╭─ STORED DATA
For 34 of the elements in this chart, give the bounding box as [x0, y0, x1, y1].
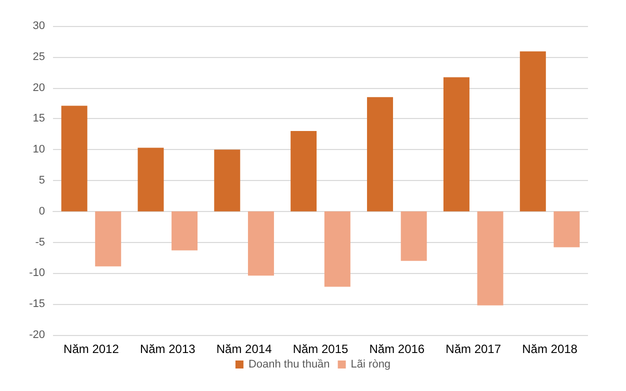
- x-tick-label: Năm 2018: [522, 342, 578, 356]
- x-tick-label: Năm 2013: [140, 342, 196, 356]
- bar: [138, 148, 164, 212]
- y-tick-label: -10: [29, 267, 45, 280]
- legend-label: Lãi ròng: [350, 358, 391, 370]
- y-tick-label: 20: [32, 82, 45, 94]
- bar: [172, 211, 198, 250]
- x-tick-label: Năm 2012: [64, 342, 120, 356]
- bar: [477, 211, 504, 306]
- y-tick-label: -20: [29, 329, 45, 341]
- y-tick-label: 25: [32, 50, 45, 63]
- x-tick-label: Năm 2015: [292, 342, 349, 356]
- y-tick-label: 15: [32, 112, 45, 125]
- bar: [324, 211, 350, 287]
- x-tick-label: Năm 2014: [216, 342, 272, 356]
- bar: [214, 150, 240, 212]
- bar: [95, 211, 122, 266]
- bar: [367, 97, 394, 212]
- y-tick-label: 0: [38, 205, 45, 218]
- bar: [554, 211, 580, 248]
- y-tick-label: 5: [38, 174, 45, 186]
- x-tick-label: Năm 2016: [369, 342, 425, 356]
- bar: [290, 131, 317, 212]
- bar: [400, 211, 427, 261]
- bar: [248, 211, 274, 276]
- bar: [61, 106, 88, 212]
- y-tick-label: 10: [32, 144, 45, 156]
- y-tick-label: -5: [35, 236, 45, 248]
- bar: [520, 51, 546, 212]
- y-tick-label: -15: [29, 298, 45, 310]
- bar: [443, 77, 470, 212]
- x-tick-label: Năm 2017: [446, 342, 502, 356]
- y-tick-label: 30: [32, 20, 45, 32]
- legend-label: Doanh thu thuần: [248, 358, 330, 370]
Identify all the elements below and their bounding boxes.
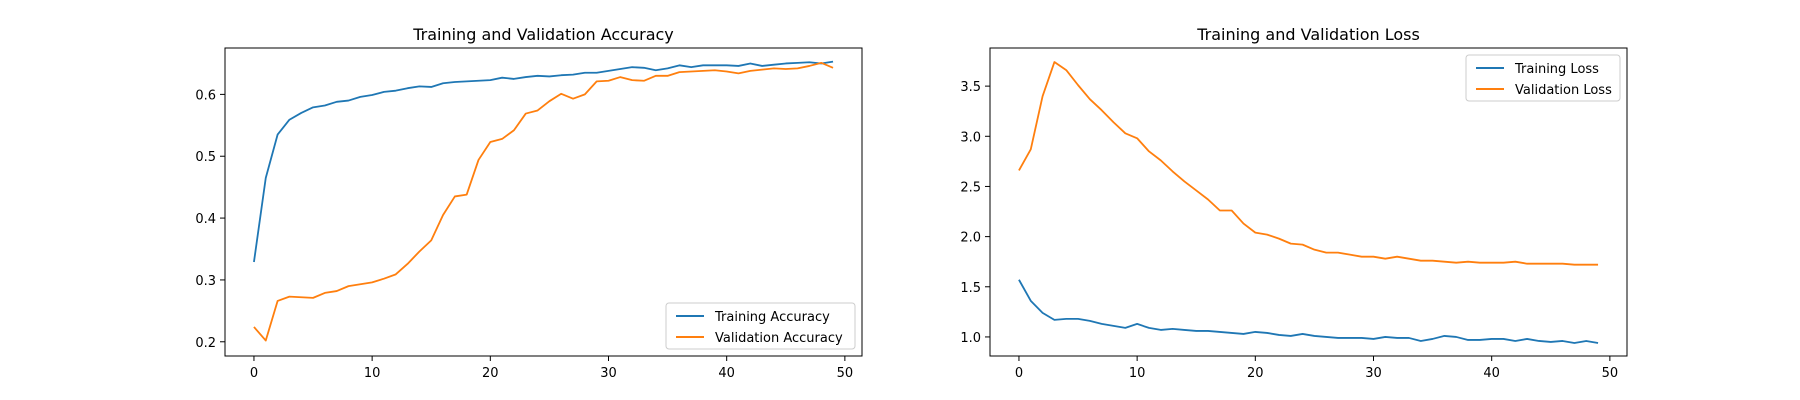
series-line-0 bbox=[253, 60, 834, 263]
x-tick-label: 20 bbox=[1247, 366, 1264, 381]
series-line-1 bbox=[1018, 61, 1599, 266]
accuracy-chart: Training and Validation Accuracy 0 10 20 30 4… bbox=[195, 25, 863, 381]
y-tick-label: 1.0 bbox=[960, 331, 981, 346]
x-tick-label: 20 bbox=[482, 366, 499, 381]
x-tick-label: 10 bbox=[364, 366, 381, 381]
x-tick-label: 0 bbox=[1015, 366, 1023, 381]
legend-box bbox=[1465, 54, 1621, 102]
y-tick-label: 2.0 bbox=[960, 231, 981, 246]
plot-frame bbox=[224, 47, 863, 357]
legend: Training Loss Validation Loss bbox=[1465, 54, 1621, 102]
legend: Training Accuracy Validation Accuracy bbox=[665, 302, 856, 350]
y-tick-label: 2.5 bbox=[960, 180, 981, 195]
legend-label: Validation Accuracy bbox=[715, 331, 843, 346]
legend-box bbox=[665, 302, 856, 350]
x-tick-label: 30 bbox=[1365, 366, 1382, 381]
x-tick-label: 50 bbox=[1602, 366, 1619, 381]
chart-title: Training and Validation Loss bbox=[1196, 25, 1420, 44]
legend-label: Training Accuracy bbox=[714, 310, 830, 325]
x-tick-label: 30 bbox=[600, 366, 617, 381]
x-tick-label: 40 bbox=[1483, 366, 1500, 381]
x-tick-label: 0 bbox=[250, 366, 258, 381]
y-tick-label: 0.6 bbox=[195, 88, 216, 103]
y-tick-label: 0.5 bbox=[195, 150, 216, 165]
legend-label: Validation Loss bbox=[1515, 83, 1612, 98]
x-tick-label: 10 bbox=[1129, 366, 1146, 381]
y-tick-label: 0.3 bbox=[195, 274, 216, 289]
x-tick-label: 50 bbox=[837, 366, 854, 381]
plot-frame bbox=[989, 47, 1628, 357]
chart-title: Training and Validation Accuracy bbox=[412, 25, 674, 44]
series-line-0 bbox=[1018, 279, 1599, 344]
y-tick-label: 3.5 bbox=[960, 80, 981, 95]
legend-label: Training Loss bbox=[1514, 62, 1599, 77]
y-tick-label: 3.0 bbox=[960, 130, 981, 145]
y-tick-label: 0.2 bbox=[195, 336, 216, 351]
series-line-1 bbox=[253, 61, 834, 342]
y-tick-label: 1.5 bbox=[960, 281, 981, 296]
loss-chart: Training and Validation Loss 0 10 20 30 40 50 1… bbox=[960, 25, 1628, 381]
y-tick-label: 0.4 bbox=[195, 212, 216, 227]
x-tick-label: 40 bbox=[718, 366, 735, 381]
╰─
→ **EXERCISE**
Please reproduce the listing above line for line, without changing any text or numbers, and leave out the pictures.

→ **WORKED ANSWER**
For 34 of the elements in this chart, give the bounding box as [x0, y0, x1, y1].
- x-tick-label: Năm 2018: [522, 342, 578, 356]
- x-tick-label: Năm 2013: [140, 342, 196, 356]
- bar: [138, 148, 164, 212]
- y-tick-label: -10: [29, 267, 45, 280]
- legend-label: Lãi ròng: [350, 358, 391, 370]
- y-tick-label: 20: [32, 82, 45, 94]
- bar: [172, 211, 198, 250]
- x-tick-label: Năm 2012: [64, 342, 120, 356]
- bar: [477, 211, 504, 306]
- y-tick-label: -20: [29, 329, 45, 341]
- y-tick-label: 25: [32, 50, 45, 63]
- x-tick-label: Năm 2015: [292, 342, 349, 356]
- y-tick-label: 15: [32, 112, 45, 125]
- bar: [324, 211, 350, 287]
- x-tick-label: Năm 2014: [216, 342, 272, 356]
- bar: [214, 150, 240, 212]
- bar: [95, 211, 122, 266]
- bar: [367, 97, 394, 212]
- y-tick-label: 0: [38, 205, 45, 218]
- bar: [554, 211, 580, 248]
- y-tick-label: 5: [38, 174, 45, 186]
- x-tick-label: Năm 2016: [369, 342, 425, 356]
- bar: [290, 131, 317, 212]
- bar: [400, 211, 427, 261]
- bar: [248, 211, 274, 276]
- bar: [61, 106, 88, 212]
- y-tick-label: 10: [32, 144, 45, 156]
- y-tick-label: -5: [35, 236, 45, 248]
- bar: [520, 51, 546, 212]
- y-tick-label: -15: [29, 298, 45, 310]
- bar: [443, 77, 470, 212]
- x-tick-label: Năm 2017: [446, 342, 502, 356]
- y-tick-label: 30: [32, 20, 45, 32]
- legend-label: Doanh thu thuần: [248, 358, 330, 370]
Identify all the elements below and their bounding boxes.
series-line-0 bbox=[253, 60, 834, 263]
x-tick-label: 20 bbox=[1247, 366, 1264, 381]
series-line-1 bbox=[1018, 61, 1599, 266]
accuracy-chart: Training and Validation Accuracy 0 10 20 30 4… bbox=[195, 25, 863, 381]
y-tick-label: 1.0 bbox=[960, 331, 981, 346]
x-tick-label: 20 bbox=[482, 366, 499, 381]
x-tick-label: 10 bbox=[364, 366, 381, 381]
x-tick-label: 0 bbox=[1015, 366, 1023, 381]
legend-box bbox=[1465, 54, 1621, 102]
y-tick-label: 2.0 bbox=[960, 231, 981, 246]
plot-frame bbox=[224, 47, 863, 357]
legend: Training Loss Validation Loss bbox=[1465, 54, 1621, 102]
legend: Training Accuracy Validation Accuracy bbox=[665, 302, 856, 350]
y-tick-label: 2.5 bbox=[960, 180, 981, 195]
legend-label: Validation Accuracy bbox=[715, 331, 843, 346]
legend-box bbox=[665, 302, 856, 350]
x-tick-label: 30 bbox=[1365, 366, 1382, 381]
x-tick-label: 50 bbox=[1602, 366, 1619, 381]
chart-title: Training and Validation Loss bbox=[1196, 25, 1420, 44]
legend-label: Training Accuracy bbox=[714, 310, 830, 325]
x-tick-label: 30 bbox=[600, 366, 617, 381]
x-tick-label: 40 bbox=[1483, 366, 1500, 381]
x-tick-label: 0 bbox=[250, 366, 258, 381]
y-tick-label: 0.6 bbox=[195, 88, 216, 103]
y-tick-label: 0.5 bbox=[195, 150, 216, 165]
legend-label: Validation Loss bbox=[1515, 83, 1612, 98]
x-tick-label: 10 bbox=[1129, 366, 1146, 381]
y-tick-label: 0.3 bbox=[195, 274, 216, 289]
x-tick-label: 50 bbox=[837, 366, 854, 381]
plot-frame bbox=[989, 47, 1628, 357]
chart-title: Training and Validation Accuracy bbox=[412, 25, 674, 44]
series-line-0 bbox=[1018, 279, 1599, 344]
y-tick-label: 3.5 bbox=[960, 80, 981, 95]
legend-label: Training Loss bbox=[1514, 62, 1599, 77]
y-tick-label: 3.0 bbox=[960, 130, 981, 145]
y-tick-label: 0.2 bbox=[195, 336, 216, 351]
series-line-1 bbox=[253, 61, 834, 342]
y-tick-label: 1.5 bbox=[960, 281, 981, 296]
loss-chart: Training and Validation Loss 0 10 20 30 40 50 1… bbox=[960, 25, 1628, 381]
y-tick-label: 0.4 bbox=[195, 212, 216, 227]
x-tick-label: 40 bbox=[718, 366, 735, 381]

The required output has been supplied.